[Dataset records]
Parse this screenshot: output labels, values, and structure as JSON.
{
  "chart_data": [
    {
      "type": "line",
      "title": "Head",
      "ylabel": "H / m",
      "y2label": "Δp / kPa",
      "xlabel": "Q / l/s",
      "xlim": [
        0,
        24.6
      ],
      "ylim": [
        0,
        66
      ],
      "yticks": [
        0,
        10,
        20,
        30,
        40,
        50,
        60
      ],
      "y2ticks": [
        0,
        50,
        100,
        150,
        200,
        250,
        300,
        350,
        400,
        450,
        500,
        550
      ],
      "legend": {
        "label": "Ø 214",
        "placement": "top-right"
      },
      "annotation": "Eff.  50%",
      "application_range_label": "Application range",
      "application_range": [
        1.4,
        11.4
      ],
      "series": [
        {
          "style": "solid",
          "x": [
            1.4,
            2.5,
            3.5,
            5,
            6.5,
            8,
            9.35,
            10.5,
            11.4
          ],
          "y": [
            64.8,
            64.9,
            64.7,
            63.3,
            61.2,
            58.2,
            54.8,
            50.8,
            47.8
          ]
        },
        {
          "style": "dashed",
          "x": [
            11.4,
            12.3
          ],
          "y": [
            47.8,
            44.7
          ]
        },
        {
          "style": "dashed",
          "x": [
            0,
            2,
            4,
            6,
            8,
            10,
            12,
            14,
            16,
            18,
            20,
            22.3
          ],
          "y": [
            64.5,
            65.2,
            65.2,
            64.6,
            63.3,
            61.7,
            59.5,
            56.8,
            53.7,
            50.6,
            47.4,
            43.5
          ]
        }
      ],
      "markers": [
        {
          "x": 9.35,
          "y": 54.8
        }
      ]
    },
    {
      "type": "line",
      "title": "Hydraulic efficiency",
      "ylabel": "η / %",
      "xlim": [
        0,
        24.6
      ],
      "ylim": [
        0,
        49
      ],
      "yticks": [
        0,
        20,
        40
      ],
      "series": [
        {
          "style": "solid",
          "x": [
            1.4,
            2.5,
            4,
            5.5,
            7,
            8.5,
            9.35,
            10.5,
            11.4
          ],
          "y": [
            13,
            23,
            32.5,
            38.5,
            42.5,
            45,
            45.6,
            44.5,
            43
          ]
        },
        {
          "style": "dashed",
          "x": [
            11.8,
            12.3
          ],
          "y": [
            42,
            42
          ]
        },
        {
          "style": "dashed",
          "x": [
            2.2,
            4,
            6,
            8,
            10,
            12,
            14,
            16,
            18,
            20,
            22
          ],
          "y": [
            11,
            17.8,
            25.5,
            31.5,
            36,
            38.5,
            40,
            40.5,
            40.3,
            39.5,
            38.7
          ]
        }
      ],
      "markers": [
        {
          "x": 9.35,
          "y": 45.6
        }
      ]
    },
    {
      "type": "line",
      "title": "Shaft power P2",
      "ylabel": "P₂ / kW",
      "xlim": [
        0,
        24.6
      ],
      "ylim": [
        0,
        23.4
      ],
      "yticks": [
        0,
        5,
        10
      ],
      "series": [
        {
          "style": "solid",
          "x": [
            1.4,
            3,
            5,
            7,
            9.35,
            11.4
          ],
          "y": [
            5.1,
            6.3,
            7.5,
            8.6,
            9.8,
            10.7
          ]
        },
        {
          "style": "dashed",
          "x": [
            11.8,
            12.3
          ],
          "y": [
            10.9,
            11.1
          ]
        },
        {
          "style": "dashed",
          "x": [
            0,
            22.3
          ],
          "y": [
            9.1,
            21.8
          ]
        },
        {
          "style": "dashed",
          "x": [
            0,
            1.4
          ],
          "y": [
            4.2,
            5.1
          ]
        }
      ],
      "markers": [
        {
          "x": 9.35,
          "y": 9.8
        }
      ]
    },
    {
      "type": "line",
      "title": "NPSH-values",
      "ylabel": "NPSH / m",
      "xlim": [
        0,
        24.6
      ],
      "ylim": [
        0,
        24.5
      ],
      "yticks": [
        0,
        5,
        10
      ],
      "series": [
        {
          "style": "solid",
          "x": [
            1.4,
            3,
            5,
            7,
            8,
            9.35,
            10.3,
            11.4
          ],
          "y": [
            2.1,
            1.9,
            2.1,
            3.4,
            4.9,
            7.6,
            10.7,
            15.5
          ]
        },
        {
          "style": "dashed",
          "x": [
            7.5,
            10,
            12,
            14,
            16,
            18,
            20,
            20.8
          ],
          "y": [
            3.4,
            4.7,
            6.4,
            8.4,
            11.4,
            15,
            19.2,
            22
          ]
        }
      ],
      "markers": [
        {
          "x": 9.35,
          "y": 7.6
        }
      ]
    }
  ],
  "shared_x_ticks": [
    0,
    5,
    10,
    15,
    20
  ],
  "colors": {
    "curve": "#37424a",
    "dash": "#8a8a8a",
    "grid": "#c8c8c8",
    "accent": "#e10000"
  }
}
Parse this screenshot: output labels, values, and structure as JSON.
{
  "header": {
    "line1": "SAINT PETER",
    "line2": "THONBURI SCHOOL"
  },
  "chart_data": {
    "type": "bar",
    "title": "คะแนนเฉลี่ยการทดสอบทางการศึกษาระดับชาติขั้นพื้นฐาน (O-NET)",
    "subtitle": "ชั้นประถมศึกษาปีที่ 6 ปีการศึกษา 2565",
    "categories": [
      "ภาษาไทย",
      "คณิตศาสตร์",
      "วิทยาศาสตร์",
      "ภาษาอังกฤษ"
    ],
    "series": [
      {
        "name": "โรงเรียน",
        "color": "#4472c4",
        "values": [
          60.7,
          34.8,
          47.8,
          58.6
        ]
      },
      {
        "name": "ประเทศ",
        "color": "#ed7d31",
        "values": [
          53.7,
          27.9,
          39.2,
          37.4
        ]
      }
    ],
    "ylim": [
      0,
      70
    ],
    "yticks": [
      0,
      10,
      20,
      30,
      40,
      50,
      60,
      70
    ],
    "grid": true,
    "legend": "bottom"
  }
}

Your goal –
Reproduce the listing in full. Keep it exactly as written.

Result for this task –
Parse this screenshot: output labels, values, and structure as JSON.
{
  "chart_data": [
    {
      "type": "line",
      "title": "Head",
      "ylabel": "H / m",
      "y2label": "Δp / kPa",
      "xlabel": "Q / l/s",
      "xlim": [
        0,
        24.6
      ],
      "ylim": [
        0,
        66
      ],
      "yticks": [
        0,
        10,
        20,
        30,
        40,
        50,
        60
      ],
      "y2ticks": [
        0,
        50,
        100,
        150,
        200,
        250,
        300,
        350,
        400,
        450,
        500,
        550
      ],
      "legend": {
        "label": "Ø 214",
        "placement": "top-right"
      },
      "annotation": "Eff.  50%",
      "application_range_label": "Application range",
      "application_range": [
        1.4,
        11.4
      ],
      "series": [
        {
          "style": "solid",
          "x": [
            1.4,
            2.5,
            3.5,
            5,
            6.5,
            8,
            9.35,
            10.5,
            11.4
          ],
          "y": [
            64.8,
            64.9,
            64.7,
            63.3,
            61.2,
            58.2,
            54.8,
            50.8,
            47.8
          ]
        },
        {
          "style": "dashed",
          "x": [
            11.4,
            12.3
          ],
          "y": [
            47.8,
            44.7
          ]
        },
        {
          "style": "dashed",
          "x": [
            0,
            2,
            4,
            6,
            8,
            10,
            12,
            14,
            16,
            18,
            20,
            22.3
          ],
          "y": [
            64.5,
            65.2,
            65.2,
            64.6,
            63.3,
            61.7,
            59.5,
            56.8,
            53.7,
            50.6,
            47.4,
            43.5
          ]
        }
      ],
      "markers": [
        {
          "x": 9.35,
          "y": 54.8
        }
      ]
    },
    {
      "type": "line",
      "title": "Hydraulic efficiency",
      "ylabel": "η / %",
      "xlim": [
        0,
        24.6
      ],
      "ylim": [
        0,
        49
      ],
      "yticks": [
        0,
        20,
        40
      ],
      "series": [
        {
          "style": "solid",
          "x": [
            1.4,
            2.5,
            4,
            5.5,
            7,
            8.5,
            9.35,
            10.5,
            11.4
          ],
          "y": [
            13,
            23,
            32.5,
            38.5,
            42.5,
            45,
            45.6,
            44.5,
            43
          ]
        },
        {
          "style": "dashed",
          "x": [
            11.8,
            12.3
          ],
          "y": [
            42,
            42
          ]
        },
        {
          "style": "dashed",
          "x": [
            2.2,
            4,
            6,
            8,
            10,
            12,
            14,
            16,
            18,
            20,
            22
          ],
          "y": [
            11,
            17.8,
            25.5,
            31.5,
            36,
            38.5,
            40,
            40.5,
            40.3,
            39.5,
            38.7
          ]
        }
      ],
      "markers": [
        {
          "x": 9.35,
          "y": 45.6
        }
      ]
    },
    {
      "type": "line",
      "title": "Shaft power P2",
      "ylabel": "P₂ / kW",
      "xlim": [
        0,
        24.6
      ],
      "ylim": [
        0,
        23.4
      ],
      "yticks": [
        0,
        5,
        10
      ],
      "series": [
        {
          "style": "solid",
          "x": [
            1.4,
            3,
            5,
            7,
            9.35,
            11.4
          ],
          "y": [
            5.1,
            6.3,
            7.5,
            8.6,
            9.8,
            10.7
          ]
        },
        {
          "style": "dashed",
          "x": [
            11.8,
            12.3
          ],
          "y": [
            10.9,
            11.1
          ]
        },
        {
          "style": "dashed",
          "x": [
            0,
            22.3
          ],
          "y": [
            9.1,
            21.8
          ]
        },
        {
          "style": "dashed",
          "x": [
            0,
            1.4
          ],
          "y": [
            4.2,
            5.1
          ]
        }
      ],
      "markers": [
        {
          "x": 9.35,
          "y": 9.8
        }
      ]
    },
    {
      "type": "line",
      "title": "NPSH-values",
      "ylabel": "NPSH / m",
      "xlim": [
        0,
        24.6
      ],
      "ylim": [
        0,
        24.5
      ],
      "yticks": [
        0,
        5,
        10
      ],
      "series": [
        {
          "style": "solid",
          "x": [
            1.4,
            3,
            5,
            7,
            8,
            9.35,
            10.3,
            11.4
          ],
          "y": [
            2.1,
            1.9,
            2.1,
            3.4,
            4.9,
            7.6,
            10.7,
            15.5
          ]
        },
        {
          "style": "dashed",
          "x": [
            7.5,
            10,
            12,
            14,
            16,
            18,
            20,
            20.8
          ],
          "y": [
            3.4,
            4.7,
            6.4,
            8.4,
            11.4,
            15,
            19.2,
            22
          ]
        }
      ],
      "markers": [
        {
          "x": 9.35,
          "y": 7.6
        }
      ]
    }
  ],
  "shared_x_ticks": [
    0,
    5,
    10,
    15,
    20
  ],
  "colors": {
    "curve": "#37424a",
    "dash": "#8a8a8a",
    "grid": "#c8c8c8",
    "accent": "#e10000"
  }
}
Parse this screenshot: output labels, values, and structure as JSON.
{
  "header": {
    "line1": "SAINT PETER",
    "line2": "THONBURI SCHOOL"
  },
  "chart_data": {
    "type": "bar",
    "title": "คะแนนเฉลี่ยการทดสอบทางการศึกษาระดับชาติขั้นพื้นฐาน (O-NET)",
    "subtitle": "ชั้นประถมศึกษาปีที่ 6 ปีการศึกษา 2565",
    "categories": [
      "ภาษาไทย",
      "คณิตศาสตร์",
      "วิทยาศาสตร์",
      "ภาษาอังกฤษ"
    ],
    "series": [
      {
        "name": "โรงเรียน",
        "color": "#4472c4",
        "values": [
          60.7,
          34.8,
          47.8,
          58.6
        ]
      },
      {
        "name": "ประเทศ",
        "color": "#ed7d31",
        "values": [
          53.7,
          27.9,
          39.2,
          37.4
        ]
      }
    ],
    "ylim": [
      0,
      70
    ],
    "yticks": [
      0,
      10,
      20,
      30,
      40,
      50,
      60,
      70
    ],
    "grid": true,
    "legend": "bottom"
  }
}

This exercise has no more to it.